### Task instructions
Return the lines where the word "обязательного" occurs.

### Supplied material
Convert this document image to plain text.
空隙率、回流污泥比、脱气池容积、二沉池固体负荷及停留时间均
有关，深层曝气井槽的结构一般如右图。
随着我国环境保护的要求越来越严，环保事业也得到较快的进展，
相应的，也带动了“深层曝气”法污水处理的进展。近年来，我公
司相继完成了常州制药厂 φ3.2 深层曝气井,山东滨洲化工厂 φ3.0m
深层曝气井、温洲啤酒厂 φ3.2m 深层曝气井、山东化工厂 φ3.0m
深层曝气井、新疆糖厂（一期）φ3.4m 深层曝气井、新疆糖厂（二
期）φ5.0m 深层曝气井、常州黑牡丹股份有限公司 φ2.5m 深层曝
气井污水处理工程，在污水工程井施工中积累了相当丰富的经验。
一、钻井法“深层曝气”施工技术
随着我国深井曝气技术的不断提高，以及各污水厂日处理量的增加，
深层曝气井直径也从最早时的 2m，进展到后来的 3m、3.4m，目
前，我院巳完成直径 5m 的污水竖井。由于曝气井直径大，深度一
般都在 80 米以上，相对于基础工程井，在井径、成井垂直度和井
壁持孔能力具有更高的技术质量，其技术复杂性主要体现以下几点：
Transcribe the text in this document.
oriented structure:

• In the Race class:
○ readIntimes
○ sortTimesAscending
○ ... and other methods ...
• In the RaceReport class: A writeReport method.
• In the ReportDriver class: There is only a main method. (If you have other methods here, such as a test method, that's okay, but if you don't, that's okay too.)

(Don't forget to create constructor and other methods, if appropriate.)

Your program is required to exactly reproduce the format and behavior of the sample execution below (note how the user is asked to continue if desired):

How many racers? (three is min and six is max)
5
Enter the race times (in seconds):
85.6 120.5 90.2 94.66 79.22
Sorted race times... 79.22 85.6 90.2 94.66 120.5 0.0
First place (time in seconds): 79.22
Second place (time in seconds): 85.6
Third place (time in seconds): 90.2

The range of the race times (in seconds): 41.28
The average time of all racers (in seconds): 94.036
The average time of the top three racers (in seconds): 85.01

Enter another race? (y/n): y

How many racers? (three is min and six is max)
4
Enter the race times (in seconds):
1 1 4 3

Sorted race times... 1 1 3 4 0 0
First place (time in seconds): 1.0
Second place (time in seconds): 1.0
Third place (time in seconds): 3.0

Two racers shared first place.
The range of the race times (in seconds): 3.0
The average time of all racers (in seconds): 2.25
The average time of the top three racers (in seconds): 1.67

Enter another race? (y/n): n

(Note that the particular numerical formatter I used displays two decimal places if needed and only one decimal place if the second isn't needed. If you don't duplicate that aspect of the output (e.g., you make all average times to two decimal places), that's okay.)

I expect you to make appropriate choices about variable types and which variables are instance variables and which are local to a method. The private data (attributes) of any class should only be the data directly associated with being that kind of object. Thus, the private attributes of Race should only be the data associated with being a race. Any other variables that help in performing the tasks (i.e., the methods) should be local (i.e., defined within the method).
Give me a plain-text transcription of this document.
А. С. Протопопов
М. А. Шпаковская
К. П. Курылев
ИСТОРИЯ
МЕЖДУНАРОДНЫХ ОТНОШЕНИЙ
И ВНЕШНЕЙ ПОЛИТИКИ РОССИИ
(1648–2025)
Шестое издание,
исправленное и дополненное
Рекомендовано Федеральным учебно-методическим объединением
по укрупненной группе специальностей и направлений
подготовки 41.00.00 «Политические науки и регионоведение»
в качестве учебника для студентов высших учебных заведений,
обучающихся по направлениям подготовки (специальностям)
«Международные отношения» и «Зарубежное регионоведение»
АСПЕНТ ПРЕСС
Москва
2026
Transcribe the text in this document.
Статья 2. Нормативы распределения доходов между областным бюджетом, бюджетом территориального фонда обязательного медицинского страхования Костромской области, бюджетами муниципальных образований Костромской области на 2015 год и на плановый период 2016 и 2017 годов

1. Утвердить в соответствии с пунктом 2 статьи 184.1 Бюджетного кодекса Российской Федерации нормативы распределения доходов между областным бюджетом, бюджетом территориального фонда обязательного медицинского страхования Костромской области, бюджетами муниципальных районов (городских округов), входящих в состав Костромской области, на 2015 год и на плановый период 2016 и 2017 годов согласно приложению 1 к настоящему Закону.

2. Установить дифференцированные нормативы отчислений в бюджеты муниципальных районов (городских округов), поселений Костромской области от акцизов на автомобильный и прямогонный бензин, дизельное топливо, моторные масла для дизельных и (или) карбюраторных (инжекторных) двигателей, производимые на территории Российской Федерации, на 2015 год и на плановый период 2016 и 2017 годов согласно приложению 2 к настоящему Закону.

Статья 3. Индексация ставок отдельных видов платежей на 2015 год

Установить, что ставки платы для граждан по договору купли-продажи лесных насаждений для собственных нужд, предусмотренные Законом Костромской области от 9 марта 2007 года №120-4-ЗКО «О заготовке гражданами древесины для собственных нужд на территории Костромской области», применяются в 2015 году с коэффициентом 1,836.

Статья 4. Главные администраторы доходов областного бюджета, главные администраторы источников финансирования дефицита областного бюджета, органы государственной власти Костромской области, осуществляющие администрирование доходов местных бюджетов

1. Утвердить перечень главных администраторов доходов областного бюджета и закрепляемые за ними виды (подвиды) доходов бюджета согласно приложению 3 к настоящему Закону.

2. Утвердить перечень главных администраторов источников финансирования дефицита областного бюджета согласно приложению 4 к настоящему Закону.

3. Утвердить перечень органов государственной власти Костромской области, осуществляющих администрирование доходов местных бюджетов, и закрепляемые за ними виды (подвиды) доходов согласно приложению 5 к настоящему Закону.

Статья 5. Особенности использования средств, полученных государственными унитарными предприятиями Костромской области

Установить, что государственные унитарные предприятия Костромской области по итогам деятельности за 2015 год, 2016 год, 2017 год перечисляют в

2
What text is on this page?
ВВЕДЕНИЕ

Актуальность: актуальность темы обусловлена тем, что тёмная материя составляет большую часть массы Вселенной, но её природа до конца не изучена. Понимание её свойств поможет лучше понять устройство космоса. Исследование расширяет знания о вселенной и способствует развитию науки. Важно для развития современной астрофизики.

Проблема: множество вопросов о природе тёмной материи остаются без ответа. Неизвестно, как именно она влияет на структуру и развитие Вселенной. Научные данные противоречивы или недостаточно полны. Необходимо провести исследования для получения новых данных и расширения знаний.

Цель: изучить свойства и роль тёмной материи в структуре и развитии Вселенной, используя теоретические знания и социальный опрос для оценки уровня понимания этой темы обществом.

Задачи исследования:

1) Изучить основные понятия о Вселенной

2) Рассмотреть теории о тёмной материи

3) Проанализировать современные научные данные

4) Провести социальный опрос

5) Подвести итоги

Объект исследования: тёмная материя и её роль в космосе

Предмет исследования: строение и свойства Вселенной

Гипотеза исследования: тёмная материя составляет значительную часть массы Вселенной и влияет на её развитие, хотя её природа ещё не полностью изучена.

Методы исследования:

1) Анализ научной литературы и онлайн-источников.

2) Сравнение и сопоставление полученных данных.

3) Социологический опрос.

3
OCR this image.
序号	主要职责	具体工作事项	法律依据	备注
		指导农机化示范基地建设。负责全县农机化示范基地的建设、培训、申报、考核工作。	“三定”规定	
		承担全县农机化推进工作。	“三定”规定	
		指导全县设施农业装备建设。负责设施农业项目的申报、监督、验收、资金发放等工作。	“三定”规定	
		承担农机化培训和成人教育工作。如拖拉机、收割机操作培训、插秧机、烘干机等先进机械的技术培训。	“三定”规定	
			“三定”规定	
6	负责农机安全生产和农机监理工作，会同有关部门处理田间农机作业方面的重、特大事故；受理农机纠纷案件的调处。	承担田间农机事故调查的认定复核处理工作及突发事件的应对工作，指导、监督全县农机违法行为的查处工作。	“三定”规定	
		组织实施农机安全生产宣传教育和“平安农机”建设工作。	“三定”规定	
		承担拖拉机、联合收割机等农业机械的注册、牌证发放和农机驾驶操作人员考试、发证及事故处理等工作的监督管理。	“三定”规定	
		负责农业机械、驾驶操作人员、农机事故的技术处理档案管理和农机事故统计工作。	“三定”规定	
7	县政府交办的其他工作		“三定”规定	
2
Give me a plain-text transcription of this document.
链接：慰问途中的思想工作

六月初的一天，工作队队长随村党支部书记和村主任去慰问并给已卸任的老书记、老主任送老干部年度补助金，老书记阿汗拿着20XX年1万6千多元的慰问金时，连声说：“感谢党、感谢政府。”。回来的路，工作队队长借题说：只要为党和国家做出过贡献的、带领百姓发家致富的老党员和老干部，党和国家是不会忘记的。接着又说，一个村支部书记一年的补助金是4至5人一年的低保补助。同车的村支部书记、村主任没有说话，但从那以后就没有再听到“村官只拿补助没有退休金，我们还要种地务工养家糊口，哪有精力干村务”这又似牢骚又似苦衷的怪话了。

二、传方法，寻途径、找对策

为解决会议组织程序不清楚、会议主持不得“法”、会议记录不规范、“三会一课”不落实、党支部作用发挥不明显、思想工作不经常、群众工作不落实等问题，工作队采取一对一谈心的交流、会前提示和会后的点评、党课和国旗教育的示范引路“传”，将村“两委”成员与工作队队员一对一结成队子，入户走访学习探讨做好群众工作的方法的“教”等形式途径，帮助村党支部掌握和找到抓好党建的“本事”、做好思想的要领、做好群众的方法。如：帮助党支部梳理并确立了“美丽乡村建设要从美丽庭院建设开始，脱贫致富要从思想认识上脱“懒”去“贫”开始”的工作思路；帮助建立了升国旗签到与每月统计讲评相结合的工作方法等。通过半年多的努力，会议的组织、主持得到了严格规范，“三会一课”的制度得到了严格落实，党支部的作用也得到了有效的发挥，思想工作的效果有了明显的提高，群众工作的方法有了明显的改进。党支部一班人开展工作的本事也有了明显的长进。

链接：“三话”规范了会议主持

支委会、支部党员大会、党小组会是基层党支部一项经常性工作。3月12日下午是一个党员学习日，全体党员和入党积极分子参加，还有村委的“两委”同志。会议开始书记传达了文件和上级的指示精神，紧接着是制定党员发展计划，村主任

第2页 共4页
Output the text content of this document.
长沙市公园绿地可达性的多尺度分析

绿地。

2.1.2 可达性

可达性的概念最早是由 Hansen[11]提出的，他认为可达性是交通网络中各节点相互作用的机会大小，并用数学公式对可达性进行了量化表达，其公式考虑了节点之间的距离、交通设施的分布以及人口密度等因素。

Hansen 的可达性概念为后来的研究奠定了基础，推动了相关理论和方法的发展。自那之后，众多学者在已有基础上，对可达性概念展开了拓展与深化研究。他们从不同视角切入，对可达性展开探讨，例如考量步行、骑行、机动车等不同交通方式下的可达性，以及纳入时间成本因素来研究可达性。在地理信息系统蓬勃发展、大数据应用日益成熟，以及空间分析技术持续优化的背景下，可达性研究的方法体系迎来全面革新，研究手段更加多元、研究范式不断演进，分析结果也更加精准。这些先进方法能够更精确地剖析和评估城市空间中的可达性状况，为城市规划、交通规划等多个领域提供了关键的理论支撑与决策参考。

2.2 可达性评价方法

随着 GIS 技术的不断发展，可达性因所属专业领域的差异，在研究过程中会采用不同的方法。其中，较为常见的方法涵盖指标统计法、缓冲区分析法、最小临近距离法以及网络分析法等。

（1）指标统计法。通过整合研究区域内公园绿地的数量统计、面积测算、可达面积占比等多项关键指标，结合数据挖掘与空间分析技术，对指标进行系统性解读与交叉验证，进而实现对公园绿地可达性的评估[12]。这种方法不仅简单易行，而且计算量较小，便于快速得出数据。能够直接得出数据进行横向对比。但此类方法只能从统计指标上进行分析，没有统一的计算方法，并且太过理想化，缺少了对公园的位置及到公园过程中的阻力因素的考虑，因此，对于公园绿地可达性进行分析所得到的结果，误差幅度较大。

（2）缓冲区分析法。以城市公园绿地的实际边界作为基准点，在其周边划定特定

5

### Result of this task
Статья 2. Нормативы распределения доходов между областным бюджетом, бюджетом территориального фонда обязательного медицинского страхования Костромской области, бюджетами муниципальных образований Костромской области на 2015 год и на плановый период 2016 и 2017 годов
1. Утвердить в соответствии с пунктом 2 статьи 184.1 Бюджетного кодекса Российской Федерации нормативы распределения доходов между областным бюджетом, бюджетом территориального фонда обязательного медицинского страхования Костромской области, бюджетами муниципальных районов (городских округов), входящих в состав Костромской области, на 2015 год и на плановый период 2016 и 2017 годов согласно приложению 1 к настоящему Закону.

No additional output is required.